**EXERCISES TO COMPLETE**
(1) In the Cyberlaw Clinic passage, whose class supplied the handful of students for whom the clinical program was first formed?
(2) Please copy everything from "It was 1999" down to "its 20th anniversary." in the Cyberlaw Clinic passage, swapping "handful" for "small group".
(3) Decide whether each statement agrees with the Cyberlaw Clinic passage. Answer yes or no, and quote the words that settle it.
(a) Lawrence Lessig is now the Roy L. Furman Professor of Law at Harvard Law School.
(b) Chris Kelly served as general counsel of Twitter.
(c) The Berkman Center for Internet & Society began as a seminar in the early 1990s.

It was 1999 and the dot-com bubble was about to burst. Corporations were scrambling to address new legal challenges online. Napster was testing the music industry. And at Harvard Law School, what is currently known as the Berkman Klein Center for Internet & Society was creating a clinical teaching program specializing in cyberlaw.
This clinical program, initially formed for a handful of students from Jonathan Zittrain’s Internet Law class, became the foundation of the Cyberlaw Clinic. It was the first of its kind, and the 2019–2020 academic year marks its 20th anniversary.

The early days-circa 1999: The Berkman Center for Internet & Society began as a seminar in the late 1990s. “People who knew something talked together, totally informally,” recalled Professor Charles Nesson ’63 (second from left), in an interview in the Summer 1999 issue of the Harvard Law Bulletin. That first cohort included Jonathan Zittrain ’95 (second from right), now the George Bemis Professor of International Law and faculty director of the Berkman Klein Center for Internet & Society, and Lawrence Lessig (center), now the Roy L. Furman Professor of Law at Harvard Law School, soon joined by Wendy Seltzer ’99 (far left), now strategy lead and counsel to the World Wide Web Consortium at MIT, Chris Kelly (not pictured), formerly Facebook’s chief privacy officer, now an investor, and Alexander MacGillivray ’00 (far right), who served as general counsel of Twitter and later as deputy U.S. chief technology officer during the Obama Administration.
“As public interest technology became a more and more important theme in our society, it became clear that we needed to be training lawyers to do this important work. Nobody else was doing it, and I think it was really one of the most important things that the Berkman Klein Center did in its early days because it really did help to support a growing area of practice,” says John Palfrey ’01, then-executive director of the Berkman Klein Center and current president of the John D. and Catherine T. MacArthur Foundation. “People who have been trained in the clinic have now gone on to extremely important roles in private practice, in governments, in non-profit practice. And we’re really super excited to see how it’s grown and evolved over 20 years, which seems impossible, but it’s true.”

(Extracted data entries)
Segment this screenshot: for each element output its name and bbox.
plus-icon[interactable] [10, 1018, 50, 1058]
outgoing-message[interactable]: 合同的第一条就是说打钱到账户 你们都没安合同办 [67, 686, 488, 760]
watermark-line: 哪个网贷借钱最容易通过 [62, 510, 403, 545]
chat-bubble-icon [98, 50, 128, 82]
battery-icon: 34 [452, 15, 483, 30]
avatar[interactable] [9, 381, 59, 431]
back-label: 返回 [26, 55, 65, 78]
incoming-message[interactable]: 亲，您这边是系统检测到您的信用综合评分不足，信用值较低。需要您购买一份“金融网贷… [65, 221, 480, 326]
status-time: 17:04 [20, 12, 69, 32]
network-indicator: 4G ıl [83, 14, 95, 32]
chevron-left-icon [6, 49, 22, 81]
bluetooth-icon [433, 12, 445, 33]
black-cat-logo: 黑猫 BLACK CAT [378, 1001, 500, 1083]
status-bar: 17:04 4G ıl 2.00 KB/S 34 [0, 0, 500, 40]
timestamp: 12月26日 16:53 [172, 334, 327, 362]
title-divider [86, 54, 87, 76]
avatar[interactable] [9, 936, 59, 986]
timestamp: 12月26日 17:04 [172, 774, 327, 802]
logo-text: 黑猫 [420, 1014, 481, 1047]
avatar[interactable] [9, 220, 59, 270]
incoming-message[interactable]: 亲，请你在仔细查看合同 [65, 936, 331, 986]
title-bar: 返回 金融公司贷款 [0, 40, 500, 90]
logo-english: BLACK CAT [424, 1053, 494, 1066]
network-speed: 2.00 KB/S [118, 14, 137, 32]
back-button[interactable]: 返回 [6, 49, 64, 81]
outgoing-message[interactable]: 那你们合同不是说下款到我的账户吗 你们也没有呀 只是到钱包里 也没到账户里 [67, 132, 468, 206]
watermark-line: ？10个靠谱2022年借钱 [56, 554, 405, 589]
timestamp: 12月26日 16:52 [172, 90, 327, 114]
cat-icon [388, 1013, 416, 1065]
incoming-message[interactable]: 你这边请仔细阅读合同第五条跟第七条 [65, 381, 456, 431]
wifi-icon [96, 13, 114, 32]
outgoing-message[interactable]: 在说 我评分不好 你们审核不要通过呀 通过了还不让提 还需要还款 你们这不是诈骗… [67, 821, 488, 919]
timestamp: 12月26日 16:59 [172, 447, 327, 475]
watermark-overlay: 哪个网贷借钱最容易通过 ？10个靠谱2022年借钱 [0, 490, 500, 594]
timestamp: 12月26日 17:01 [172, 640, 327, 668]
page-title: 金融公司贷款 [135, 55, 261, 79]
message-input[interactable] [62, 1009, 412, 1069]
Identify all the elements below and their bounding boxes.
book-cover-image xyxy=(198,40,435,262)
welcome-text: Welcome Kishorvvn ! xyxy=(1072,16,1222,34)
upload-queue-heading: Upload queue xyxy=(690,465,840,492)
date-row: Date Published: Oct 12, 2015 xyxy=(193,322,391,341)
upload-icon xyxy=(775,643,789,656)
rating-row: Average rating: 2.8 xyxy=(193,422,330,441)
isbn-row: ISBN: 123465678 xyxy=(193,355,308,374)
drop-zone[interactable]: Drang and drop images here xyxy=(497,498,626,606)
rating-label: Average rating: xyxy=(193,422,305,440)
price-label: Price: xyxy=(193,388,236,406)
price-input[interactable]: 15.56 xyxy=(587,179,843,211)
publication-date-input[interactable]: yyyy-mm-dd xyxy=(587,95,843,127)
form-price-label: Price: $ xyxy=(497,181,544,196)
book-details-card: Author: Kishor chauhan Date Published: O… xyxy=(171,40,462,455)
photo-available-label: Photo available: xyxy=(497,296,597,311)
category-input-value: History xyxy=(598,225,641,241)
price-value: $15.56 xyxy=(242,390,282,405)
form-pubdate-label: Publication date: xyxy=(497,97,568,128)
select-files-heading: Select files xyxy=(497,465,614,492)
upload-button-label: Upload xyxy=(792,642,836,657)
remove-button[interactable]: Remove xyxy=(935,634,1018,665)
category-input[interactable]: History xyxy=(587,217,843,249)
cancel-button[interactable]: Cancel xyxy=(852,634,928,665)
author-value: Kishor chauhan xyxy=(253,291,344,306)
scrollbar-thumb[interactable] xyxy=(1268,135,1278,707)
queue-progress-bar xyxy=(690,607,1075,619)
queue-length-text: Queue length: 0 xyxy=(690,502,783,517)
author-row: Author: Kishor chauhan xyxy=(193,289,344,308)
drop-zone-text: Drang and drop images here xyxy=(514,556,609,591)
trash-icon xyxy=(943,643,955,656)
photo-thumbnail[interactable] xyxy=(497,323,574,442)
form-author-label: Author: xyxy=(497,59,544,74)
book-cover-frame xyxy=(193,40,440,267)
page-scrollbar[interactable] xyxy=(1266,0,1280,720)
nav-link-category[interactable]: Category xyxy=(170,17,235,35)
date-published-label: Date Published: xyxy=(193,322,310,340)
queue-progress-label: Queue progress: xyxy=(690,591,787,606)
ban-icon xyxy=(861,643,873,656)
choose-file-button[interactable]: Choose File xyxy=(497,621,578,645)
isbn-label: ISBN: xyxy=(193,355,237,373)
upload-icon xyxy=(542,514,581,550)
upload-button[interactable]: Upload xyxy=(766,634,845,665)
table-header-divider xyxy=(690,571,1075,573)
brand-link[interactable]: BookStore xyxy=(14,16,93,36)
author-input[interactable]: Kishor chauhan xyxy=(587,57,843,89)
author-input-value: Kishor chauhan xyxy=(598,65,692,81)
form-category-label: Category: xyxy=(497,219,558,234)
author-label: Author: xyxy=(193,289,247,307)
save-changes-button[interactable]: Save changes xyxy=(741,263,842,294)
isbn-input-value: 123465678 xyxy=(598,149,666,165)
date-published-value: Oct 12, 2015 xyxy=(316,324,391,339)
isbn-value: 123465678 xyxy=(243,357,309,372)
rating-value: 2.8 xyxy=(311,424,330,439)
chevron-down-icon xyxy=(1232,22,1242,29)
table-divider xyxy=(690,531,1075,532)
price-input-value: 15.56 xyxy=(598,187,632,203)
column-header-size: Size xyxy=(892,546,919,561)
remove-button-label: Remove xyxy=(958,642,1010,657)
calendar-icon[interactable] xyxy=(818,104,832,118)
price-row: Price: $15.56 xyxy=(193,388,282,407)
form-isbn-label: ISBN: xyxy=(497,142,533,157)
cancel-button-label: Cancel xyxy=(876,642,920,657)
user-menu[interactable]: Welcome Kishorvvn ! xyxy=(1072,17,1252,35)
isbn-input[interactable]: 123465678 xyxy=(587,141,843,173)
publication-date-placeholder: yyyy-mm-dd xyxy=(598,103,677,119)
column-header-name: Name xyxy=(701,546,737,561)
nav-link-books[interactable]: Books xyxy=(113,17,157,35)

**SOLVED TASKS**
(1) Jonathan Zittrain’s Internet Law class.

(2)
It was 1999 and the dot-com bubble was about to burst. Corporations were scrambling to address new legal challenges online. Napster was testing the music industry. And at Harvard Law School, what is currently known as the Berkman Klein Center for Internet & Society was creating a clinical teaching program specializing in cyberlaw.
This clinical program, initially formed for a small group of students from Jonathan Zittrain’s Internet Law class, became the foundation of the Cyberlaw Clinic. It was the first of its kind, and the 2019–2020 academic year marks its 20th anniversary.

(3)
(a) Yes: "Lawrence Lessig (center), now the Roy L. Furman Professor of Law at Harvard Law School"
(b) No: "Alexander MacGillivray ’00 (far right), who served as general counsel of Twitter"
(c) No: "The Berkman Center for Internet & Society began as a seminar in the late 1990s."